Dulu Dicibir Gegara Tolak Gaji Rp 30 Juta Sebulan, Adi Berjuang Mati-matian Kini Jadi Juragan Melon

Dulu Dicibir Gara-gara Tolak Kerjaan denganGaji Rp 30 Juta Sebulan, Adi Berjuang Mati-matian hingga Kini Jadi Juragan Melon.

Facebook
Adi kini jadi juragan melon. Dulu Dicibir Gegara Tolak Gaji Rp 30 Juta Sebulan. 

SURYA.co.id - Sudah mapan kerja di Korea Selatan digaji Rp 30 juta per bulan, seorang pemuda asal Blora malah pilih pulang kampung dan jadi petani melon.

Pemuda tersebut bernama Adi Latif Mashudi.

Keputusan Adi yang banting stir jadi petani melon memang bikin orang tak habis pikir.

Ia pernah bekerja di salah satu pabrik material pembuat suku cadang alat elektronik terkenal di Korea dan mendapat gaji Rp30 juta.

# Baris Data
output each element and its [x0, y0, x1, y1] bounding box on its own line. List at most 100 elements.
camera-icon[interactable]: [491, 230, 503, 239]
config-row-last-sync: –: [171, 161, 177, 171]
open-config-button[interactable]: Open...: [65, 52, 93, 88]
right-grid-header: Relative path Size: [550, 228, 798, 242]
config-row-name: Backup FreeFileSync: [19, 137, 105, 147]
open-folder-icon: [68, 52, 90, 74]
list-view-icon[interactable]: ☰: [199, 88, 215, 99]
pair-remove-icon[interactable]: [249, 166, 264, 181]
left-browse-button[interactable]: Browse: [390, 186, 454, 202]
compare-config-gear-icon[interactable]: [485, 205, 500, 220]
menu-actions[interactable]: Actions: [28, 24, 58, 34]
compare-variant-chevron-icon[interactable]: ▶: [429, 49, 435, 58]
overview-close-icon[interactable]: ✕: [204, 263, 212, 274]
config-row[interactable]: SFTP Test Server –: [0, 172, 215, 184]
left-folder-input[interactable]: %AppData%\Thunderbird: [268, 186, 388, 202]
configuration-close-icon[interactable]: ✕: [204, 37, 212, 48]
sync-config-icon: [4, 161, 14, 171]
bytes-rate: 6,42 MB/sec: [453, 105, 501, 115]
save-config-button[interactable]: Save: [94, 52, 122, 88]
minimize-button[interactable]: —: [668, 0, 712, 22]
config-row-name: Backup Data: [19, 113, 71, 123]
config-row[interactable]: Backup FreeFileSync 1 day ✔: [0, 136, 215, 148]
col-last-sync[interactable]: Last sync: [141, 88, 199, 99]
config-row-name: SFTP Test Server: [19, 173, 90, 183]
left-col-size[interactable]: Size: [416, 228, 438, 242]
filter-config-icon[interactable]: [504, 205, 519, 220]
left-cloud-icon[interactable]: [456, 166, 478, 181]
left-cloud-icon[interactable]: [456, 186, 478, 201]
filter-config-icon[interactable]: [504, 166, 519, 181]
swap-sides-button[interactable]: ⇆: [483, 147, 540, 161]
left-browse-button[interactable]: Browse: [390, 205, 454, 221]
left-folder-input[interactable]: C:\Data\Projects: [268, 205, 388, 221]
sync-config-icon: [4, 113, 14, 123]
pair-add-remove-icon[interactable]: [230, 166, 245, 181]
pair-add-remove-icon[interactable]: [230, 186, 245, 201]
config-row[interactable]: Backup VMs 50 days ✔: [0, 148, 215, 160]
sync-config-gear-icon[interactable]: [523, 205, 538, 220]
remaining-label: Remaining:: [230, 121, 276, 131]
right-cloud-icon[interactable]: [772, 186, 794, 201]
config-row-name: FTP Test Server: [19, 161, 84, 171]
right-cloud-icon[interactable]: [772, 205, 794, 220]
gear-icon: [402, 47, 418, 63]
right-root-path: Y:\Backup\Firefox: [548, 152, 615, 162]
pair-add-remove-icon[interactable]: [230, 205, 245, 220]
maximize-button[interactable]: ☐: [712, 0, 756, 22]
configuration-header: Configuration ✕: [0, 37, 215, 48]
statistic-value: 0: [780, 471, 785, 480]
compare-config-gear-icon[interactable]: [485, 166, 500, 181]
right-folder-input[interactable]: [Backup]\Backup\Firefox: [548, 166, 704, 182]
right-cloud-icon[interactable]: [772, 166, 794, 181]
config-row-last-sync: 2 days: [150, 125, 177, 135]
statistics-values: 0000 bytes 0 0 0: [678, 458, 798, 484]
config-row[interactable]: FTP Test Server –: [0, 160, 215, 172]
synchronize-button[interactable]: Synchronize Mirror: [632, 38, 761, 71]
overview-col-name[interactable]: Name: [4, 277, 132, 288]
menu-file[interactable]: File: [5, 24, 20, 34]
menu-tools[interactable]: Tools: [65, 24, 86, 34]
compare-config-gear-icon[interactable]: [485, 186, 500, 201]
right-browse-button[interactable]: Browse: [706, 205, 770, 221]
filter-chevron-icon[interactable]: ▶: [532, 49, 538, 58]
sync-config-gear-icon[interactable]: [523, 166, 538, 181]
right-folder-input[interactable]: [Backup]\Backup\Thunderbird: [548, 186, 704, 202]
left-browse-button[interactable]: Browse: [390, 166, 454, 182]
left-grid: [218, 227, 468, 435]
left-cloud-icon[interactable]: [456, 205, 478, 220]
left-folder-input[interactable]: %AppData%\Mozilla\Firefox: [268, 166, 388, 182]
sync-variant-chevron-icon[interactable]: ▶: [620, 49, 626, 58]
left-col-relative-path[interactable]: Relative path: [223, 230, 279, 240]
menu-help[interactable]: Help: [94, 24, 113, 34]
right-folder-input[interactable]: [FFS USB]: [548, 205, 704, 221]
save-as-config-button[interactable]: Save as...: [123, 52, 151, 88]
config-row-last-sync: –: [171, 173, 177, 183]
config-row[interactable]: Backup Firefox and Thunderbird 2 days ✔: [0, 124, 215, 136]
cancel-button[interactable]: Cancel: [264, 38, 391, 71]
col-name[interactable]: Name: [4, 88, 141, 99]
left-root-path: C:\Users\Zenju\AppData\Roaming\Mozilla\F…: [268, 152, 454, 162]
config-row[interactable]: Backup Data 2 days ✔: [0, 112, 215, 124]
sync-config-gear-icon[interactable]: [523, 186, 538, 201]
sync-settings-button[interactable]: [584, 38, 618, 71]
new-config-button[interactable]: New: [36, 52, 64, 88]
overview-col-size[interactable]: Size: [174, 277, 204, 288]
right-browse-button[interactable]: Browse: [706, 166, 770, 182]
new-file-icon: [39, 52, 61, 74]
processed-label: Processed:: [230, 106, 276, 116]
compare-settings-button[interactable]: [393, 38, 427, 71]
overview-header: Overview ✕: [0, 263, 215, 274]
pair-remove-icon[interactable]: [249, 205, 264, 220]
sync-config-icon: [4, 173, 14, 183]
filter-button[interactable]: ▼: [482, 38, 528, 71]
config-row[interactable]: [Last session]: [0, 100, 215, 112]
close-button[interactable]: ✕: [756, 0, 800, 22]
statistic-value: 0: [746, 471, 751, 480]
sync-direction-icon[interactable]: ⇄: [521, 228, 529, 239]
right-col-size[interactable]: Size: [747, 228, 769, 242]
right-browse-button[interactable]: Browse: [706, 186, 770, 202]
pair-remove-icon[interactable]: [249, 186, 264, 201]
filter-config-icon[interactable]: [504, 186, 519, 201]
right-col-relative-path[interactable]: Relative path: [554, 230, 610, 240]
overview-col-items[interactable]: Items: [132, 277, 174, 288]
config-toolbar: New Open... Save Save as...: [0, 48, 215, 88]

--

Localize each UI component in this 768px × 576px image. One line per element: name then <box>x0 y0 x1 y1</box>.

---

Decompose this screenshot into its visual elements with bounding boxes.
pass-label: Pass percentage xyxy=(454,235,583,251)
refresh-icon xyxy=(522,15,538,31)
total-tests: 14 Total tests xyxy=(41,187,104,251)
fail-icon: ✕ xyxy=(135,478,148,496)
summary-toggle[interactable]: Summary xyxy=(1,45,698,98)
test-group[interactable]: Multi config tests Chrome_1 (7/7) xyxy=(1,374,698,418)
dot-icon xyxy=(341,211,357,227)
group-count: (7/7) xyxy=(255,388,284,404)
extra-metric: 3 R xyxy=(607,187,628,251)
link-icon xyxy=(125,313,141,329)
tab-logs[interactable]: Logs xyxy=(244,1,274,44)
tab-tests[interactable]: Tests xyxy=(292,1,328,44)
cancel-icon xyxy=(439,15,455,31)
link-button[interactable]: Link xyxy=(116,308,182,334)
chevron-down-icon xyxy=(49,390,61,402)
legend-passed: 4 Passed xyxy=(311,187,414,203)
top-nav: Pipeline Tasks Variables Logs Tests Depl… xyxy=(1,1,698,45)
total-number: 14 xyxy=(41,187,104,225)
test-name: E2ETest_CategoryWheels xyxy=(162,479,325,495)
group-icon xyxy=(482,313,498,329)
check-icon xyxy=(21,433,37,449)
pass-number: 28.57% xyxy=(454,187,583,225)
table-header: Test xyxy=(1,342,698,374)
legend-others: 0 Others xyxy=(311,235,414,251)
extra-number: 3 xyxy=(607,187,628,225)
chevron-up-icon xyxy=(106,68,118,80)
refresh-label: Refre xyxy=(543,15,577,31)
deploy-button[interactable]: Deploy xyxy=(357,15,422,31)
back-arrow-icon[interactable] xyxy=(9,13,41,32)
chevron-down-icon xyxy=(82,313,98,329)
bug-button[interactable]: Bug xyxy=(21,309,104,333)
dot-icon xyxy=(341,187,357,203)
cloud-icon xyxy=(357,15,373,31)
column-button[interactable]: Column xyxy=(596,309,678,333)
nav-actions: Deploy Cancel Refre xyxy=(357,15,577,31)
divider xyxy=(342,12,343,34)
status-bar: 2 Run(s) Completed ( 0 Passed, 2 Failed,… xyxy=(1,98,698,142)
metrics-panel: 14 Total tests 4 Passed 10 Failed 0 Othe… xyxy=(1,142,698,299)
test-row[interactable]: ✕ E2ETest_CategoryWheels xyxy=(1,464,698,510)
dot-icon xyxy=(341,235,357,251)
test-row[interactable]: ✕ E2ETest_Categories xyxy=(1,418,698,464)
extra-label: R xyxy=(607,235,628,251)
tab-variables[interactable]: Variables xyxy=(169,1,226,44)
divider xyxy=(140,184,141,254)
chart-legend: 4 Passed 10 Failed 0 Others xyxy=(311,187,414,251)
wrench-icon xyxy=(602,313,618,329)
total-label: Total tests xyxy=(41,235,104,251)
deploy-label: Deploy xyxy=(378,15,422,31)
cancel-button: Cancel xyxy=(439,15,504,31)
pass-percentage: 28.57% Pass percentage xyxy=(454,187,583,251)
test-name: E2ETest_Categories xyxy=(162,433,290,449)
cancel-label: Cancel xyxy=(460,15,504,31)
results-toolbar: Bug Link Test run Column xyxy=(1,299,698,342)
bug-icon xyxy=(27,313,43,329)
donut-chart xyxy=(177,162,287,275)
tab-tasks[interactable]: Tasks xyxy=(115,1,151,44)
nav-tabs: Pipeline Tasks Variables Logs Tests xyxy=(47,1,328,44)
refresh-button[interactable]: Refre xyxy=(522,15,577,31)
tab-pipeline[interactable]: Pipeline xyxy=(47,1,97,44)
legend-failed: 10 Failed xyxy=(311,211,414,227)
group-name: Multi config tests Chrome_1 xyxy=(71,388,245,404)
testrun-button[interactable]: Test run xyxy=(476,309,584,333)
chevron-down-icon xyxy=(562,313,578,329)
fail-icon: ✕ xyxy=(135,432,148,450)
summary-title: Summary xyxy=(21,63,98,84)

# Langkah Kerja
1/ Tolong ketik ulang bagian kutipan tentang Adi, mulai dari "SURYA.co.id - Sudah" dan berakhir pada "tak habis pikir.".
2/ Tentukan apakah tiap pernyataan berikut sesuai dengan kutipan tentang Adi, lalu jawab ya atau tidak beserta kata-kata penentu dari kutipan: (a) Adi berasal dari Blora. (b) Sebelum pulang kampung, Adi bekerja di Jepang. (c) Adi pernah bekerja di pabrik material pembuat suku cadang alat elektronik.
Materi di atas tidak ada hubungannya dengan kutipan.

# Jawaban per Tugas
1/
SURYA.co.id - Sudah mapan kerja di Korea Selatan digaji Rp 30 juta per bulan, seorang pemuda asal Blora malah pilih pulang kampung dan jadi petani melon.

Pemuda tersebut bernama Adi Latif Mashudi.

Keputusan Adi yang banting stir jadi petani melon memang bikin orang tak habis pikir.

2/
(a) Ya: "seorang pemuda asal Blora".
(b) Tidak: "Sudah mapan kerja di Korea Selatan".
(c) Ya: "Ia pernah bekerja di salah satu pabrik material pembuat suku cadang alat elektronik".